### EXERCISE
Could you give the lines from the start of the data file through the line containing "488, 778, 496]" as a JSON list of strings, one string per line, with both ends included and blank lines left out?

(Part of a data file)

** BEGIN **

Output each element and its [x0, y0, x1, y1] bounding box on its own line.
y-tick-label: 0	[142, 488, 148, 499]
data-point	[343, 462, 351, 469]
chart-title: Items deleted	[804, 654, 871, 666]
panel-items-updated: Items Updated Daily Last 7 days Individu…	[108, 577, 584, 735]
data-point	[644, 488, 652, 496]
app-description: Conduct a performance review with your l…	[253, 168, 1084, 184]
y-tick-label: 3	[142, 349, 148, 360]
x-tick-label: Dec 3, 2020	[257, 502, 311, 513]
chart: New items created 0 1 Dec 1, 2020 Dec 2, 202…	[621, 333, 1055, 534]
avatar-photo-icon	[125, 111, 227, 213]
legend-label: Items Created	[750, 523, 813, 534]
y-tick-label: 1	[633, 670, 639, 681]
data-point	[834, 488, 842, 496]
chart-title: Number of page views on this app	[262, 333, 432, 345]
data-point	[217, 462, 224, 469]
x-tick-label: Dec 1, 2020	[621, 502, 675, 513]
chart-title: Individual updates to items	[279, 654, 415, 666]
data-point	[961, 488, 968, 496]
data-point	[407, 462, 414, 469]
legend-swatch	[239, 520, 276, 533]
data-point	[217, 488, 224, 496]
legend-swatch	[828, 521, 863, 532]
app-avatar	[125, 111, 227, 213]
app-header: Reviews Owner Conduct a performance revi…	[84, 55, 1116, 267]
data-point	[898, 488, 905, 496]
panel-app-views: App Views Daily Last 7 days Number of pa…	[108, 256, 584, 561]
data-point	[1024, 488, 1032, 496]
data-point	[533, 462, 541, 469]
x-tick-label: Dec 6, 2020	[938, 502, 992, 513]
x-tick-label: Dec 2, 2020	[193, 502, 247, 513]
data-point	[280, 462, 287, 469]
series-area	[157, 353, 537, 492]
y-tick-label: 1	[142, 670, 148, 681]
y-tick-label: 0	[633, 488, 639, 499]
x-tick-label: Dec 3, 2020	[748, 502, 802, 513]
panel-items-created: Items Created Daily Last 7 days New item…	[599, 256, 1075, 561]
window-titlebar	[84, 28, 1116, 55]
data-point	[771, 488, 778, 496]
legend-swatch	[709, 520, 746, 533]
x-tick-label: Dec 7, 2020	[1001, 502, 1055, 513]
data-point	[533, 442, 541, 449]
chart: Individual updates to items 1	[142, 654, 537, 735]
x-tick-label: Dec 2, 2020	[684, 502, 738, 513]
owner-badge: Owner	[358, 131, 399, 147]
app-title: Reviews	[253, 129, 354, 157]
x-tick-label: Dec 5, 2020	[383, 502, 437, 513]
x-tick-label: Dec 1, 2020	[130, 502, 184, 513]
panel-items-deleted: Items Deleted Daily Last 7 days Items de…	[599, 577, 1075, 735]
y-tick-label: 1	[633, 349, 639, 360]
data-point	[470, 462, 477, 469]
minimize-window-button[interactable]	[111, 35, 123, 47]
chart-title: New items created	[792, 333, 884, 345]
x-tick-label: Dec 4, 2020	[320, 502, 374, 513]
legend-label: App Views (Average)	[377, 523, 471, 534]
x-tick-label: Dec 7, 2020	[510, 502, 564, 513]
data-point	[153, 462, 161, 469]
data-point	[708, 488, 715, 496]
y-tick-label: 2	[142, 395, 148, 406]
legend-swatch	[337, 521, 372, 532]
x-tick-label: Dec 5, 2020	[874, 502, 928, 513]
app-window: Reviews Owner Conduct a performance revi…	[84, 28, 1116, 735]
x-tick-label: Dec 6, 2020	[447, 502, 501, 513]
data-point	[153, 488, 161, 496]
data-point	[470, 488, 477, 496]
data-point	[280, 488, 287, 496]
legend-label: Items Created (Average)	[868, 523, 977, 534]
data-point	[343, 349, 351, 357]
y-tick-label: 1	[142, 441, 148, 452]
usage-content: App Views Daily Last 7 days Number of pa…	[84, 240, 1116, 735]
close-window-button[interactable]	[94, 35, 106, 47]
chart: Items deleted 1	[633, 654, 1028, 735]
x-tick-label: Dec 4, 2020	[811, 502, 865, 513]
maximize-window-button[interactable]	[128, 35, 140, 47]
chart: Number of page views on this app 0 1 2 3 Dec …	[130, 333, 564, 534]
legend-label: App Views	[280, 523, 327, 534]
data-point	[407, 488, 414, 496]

** END **

### WRITTEN RESPONSE
[
  "Output each element and its [x0, y0, x1, y1] bounding box on its own line.",
  "y-tick-label: 0\t[142, 488, 148, 499]",
  "data-point\t[343, 462, 351, 469]",
  "chart-title: Items deleted\t[804, 654, 871, 666]",
  "panel-items-updated: Items Updated Daily Last 7 days Individu…\t[108, 577, 584, 735]",
  "data-point\t[644, 488, 652, 496]",
  "app-description: Conduct a performance review with your l…\t[253, 168, 1084, 184]",
  "y-tick-label: 3\t[142, 349, 148, 360]",
  "x-tick-label: Dec 3, 2020\t[257, 502, 311, 513]",
  "chart: New items created 0 1 Dec 1, 2020 Dec 2, 202…\t[621, 333, 1055, 534]",
  "avatar-photo-icon\t[125, 111, 227, 213]",
  "legend-label: Items Created\t[750, 523, 813, 534]",
  "y-tick-label: 1\t[633, 670, 639, 681]",
  "data-point\t[834, 488, 842, 496]",
  "chart-title: Number of page views on this app\t[262, 333, 432, 345]",
  "data-point\t[217, 462, 224, 469]",
  "x-tick-label: Dec 1, 2020\t[621, 502, 675, 513]",
  "chart-title: Individual updates to items\t[279, 654, 415, 666]",
  "data-point\t[961, 488, 968, 496]",
  "data-point\t[407, 462, 414, 469]",
  "legend-swatch\t[239, 520, 276, 533]",
  "data-point\t[217, 488, 224, 496]",
  "legend-swatch\t[828, 521, 863, 532]",
  "app-avatar\t[125, 111, 227, 213]",
  "app-header: Reviews Owner Conduct a performance revi…\t[84, 55, 1116, 267]",
  "data-point\t[898, 488, 905, 496]",
  "panel-app-views: App Views Daily Last 7 days Number of pa…\t[108, 256, 584, 561]",
  "data-point\t[1024, 488, 1032, 496]",
  "data-point\t[533, 462, 541, 469]",
  "x-tick-label: Dec 6, 2020\t[938, 502, 992, 513]",
  "x-tick-label: Dec 2, 2020\t[193, 502, 247, 513]",
  "data-point\t[280, 462, 287, 469]",
  "series-area\t[157, 353, 537, 492]",
  "y-tick-label: 1\t[142, 670, 148, 681]",
  "y-tick-label: 0\t[633, 488, 639, 499]",
  "x-tick-label: Dec 3, 2020\t[748, 502, 802, 513]",
  "panel-items-created: Items Created Daily Last 7 days New item…\t[599, 256, 1075, 561]",
  "window-titlebar\t[84, 28, 1116, 55]",
  "data-point\t[771, 488, 778, 496]"
]